**Written task**: Wherever "right" appears in a line, list that line.

[Material provided start]

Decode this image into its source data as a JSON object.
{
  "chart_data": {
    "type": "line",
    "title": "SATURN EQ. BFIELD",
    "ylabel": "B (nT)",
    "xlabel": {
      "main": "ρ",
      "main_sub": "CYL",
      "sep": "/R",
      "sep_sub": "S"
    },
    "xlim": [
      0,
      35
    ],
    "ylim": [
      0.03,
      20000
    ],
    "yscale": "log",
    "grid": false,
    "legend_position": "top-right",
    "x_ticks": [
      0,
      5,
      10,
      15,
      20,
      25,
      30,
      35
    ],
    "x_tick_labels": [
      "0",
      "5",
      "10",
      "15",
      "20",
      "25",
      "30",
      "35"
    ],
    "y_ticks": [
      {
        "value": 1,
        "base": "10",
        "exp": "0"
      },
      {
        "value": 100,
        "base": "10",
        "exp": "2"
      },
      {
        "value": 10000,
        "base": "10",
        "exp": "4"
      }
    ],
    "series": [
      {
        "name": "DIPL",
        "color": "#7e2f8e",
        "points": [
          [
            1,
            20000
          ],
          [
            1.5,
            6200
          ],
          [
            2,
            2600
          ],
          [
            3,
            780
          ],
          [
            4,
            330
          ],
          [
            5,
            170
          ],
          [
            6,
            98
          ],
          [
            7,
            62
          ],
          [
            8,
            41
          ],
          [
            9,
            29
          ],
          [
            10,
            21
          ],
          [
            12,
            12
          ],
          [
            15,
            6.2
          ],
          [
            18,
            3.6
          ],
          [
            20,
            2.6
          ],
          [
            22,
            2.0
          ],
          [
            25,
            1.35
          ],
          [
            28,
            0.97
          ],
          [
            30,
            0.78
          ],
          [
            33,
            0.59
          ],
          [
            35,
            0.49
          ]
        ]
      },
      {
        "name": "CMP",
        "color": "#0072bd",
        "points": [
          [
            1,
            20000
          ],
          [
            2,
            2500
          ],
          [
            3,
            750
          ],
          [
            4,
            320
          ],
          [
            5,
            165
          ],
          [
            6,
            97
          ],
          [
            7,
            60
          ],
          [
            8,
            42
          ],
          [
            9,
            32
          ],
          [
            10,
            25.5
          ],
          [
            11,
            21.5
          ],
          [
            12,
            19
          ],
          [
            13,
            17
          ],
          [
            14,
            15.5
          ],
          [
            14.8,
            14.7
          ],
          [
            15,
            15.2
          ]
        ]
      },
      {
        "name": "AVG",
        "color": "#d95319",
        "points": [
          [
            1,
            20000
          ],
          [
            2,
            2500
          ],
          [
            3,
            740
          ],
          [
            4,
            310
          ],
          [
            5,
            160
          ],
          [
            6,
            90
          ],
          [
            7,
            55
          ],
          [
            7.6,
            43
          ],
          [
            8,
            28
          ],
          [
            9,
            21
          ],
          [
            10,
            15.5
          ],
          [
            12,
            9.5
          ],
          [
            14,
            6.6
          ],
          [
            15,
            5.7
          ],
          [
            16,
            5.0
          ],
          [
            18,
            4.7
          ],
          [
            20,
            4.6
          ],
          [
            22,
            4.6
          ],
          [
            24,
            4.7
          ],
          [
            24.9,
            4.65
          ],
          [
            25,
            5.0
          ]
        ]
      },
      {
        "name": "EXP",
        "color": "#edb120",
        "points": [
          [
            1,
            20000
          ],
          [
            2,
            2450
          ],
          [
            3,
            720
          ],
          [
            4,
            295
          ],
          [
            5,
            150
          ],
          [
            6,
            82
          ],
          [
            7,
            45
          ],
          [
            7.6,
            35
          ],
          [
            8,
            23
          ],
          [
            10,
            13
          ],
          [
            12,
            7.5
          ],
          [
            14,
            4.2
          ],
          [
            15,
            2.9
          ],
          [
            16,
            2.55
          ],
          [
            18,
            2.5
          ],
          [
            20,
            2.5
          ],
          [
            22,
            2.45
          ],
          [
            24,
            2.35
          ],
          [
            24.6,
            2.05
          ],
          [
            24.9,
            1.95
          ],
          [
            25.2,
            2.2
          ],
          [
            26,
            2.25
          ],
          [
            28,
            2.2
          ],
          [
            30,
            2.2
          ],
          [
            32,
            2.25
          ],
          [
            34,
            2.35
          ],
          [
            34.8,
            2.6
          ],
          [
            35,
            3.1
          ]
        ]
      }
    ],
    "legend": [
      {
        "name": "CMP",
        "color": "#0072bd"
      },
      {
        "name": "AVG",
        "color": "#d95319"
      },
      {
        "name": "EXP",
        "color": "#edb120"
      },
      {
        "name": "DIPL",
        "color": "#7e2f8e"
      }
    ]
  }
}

[Material provided end]
[Material provided start]

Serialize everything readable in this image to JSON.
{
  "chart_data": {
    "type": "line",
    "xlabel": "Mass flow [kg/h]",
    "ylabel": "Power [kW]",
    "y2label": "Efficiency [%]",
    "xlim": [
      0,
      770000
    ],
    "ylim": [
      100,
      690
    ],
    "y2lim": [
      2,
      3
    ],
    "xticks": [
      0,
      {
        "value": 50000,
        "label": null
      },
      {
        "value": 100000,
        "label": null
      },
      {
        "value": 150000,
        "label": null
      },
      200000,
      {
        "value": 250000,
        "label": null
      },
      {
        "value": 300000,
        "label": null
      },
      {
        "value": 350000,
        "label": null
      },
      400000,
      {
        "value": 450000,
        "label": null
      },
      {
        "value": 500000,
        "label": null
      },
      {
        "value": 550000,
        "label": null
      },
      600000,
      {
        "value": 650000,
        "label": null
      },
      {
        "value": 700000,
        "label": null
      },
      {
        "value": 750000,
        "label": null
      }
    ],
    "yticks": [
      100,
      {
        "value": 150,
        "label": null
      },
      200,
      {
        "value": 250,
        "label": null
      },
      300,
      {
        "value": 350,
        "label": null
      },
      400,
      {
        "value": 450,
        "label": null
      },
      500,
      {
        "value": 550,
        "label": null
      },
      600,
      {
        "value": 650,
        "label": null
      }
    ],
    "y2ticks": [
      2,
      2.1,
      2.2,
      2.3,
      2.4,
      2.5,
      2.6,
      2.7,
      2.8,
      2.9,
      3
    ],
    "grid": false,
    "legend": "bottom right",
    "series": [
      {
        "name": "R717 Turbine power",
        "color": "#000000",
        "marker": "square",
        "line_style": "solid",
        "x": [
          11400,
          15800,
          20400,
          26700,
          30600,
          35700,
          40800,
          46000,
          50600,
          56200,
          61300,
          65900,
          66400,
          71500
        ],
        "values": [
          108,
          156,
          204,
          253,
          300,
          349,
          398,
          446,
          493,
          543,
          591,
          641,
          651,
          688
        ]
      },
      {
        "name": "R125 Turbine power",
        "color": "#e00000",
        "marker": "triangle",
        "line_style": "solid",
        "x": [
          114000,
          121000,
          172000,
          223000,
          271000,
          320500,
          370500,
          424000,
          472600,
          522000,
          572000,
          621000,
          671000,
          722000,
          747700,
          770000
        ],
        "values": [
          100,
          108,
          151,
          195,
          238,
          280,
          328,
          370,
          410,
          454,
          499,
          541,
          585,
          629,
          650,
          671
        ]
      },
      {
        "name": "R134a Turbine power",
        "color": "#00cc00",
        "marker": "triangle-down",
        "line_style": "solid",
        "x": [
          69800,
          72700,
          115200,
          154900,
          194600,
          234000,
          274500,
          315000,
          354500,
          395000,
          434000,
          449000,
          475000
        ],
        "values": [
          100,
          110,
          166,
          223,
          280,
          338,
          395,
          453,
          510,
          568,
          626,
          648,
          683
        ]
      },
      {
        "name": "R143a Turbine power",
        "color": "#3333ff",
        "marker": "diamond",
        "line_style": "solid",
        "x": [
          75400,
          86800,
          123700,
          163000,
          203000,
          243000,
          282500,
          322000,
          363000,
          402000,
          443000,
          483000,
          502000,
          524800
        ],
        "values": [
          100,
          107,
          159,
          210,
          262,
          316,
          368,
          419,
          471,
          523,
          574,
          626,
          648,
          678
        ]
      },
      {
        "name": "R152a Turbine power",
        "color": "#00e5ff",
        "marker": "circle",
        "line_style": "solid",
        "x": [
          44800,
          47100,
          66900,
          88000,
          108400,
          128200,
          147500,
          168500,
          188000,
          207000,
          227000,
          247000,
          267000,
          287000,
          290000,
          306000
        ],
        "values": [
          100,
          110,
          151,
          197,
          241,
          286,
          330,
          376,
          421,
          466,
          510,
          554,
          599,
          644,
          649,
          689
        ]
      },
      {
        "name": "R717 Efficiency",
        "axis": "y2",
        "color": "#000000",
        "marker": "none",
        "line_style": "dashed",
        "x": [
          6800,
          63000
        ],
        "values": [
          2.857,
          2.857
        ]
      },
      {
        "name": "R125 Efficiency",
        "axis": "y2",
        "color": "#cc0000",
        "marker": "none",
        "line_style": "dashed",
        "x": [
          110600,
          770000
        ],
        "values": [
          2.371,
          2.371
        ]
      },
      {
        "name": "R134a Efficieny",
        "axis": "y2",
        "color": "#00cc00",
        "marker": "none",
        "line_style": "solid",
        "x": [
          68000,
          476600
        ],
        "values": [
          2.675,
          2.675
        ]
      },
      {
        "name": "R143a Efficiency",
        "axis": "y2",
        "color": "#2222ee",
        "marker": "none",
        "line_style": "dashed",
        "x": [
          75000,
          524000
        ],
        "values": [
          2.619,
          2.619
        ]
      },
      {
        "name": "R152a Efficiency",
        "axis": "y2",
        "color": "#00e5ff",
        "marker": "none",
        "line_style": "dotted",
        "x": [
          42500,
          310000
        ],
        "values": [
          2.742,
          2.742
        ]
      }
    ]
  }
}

[Material provided end]

**Result for this task**:
    "legend_position": "top-right",
    "legend": "bottom right",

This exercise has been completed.